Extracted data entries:
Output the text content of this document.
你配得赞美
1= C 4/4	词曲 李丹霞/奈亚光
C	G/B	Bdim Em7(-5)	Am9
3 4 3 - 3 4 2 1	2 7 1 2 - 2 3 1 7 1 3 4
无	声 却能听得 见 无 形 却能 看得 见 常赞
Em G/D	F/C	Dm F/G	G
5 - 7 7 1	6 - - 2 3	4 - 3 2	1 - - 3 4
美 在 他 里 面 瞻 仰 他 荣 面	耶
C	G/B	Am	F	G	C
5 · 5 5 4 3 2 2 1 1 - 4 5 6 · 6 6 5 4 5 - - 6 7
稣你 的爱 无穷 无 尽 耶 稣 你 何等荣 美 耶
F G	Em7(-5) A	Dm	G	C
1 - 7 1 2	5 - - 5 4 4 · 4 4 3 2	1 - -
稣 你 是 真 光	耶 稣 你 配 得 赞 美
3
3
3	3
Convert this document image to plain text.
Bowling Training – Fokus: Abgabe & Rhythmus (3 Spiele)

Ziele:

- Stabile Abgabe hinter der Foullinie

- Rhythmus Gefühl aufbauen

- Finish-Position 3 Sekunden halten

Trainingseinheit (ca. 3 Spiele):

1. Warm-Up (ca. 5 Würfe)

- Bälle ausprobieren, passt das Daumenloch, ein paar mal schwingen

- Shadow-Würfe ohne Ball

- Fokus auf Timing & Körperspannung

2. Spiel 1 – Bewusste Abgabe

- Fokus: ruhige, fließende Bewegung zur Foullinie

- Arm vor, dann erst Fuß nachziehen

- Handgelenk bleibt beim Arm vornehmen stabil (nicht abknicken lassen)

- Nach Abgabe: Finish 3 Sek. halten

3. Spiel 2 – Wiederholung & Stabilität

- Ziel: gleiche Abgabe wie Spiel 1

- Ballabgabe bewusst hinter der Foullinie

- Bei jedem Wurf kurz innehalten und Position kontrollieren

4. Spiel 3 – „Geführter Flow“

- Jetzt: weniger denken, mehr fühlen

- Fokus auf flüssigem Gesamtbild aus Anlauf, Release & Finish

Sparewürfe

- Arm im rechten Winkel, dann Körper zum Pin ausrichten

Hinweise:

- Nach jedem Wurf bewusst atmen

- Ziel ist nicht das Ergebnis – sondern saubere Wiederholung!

EXERCISE DESCRIPTION: Type out the full listing again, exactly as given.

ANSWER FOR THE TASK:
Output the text content of this document.
你配得赞美
1= C 4/4	词曲 李丹霞/奈亚光
C	G/B	Bdim Em7(-5)	Am9
3 4 3 - 3 4 2 1	2 7 1 2 - 2 3 1 7 1 3 4
无	声 却能听得 见 无 形 却能 看得 见 常赞
Em G/D	F/C	Dm F/G	G
5 - 7 7 1	6 - - 2 3	4 - 3 2	1 - - 3 4
美 在 他 里 面 瞻 仰 他 荣 面	耶
C	G/B	Am	F	G	C
5 · 5 5 4 3 2 2 1 1 - 4 5 6 · 6 6 5 4 5 - - 6 7
稣你 的爱 无穷 无 尽 耶 稣 你 何等荣 美 耶
F G	Em7(-5) A	Dm	G	C
1 - 7 1 2	5 - - 5 4 4 · 4 4 3 2	1 - -
稣 你 是 真 光	耶 稣 你 配 得 赞 美
3
3
3	3
Convert this document image to plain text.
Bowling Training – Fokus: Abgabe & Rhythmus (3 Spiele)

Ziele:

- Stabile Abgabe hinter der Foullinie

- Rhythmus Gefühl aufbauen

- Finish-Position 3 Sekunden halten

Trainingseinheit (ca. 3 Spiele):

1. Warm-Up (ca. 5 Würfe)

- Bälle ausprobieren, passt das Daumenloch, ein paar mal schwingen

- Shadow-Würfe ohne Ball

- Fokus auf Timing & Körperspannung

2. Spiel 1 – Bewusste Abgabe

- Fokus: ruhige, fließende Bewegung zur Foullinie

- Arm vor, dann erst Fuß nachziehen

- Handgelenk bleibt beim Arm vornehmen stabil (nicht abknicken lassen)

- Nach Abgabe: Finish 3 Sek. halten

3. Spiel 2 – Wiederholung & Stabilität

- Ziel: gleiche Abgabe wie Spiel 1

- Ballabgabe bewusst hinter der Foullinie

- Bei jedem Wurf kurz innehalten und Position kontrollieren

4. Spiel 3 – „Geführter Flow“

- Jetzt: weniger denken, mehr fühlen

- Fokus auf flüssigem Gesamtbild aus Anlauf, Release & Finish

Sparewürfe

- Arm im rechten Winkel, dann Körper zum Pin ausrichten

Hinweise:

- Nach jedem Wurf bewusst atmen

- Ziel ist nicht das Ergebnis – sondern saubere Wiederholung!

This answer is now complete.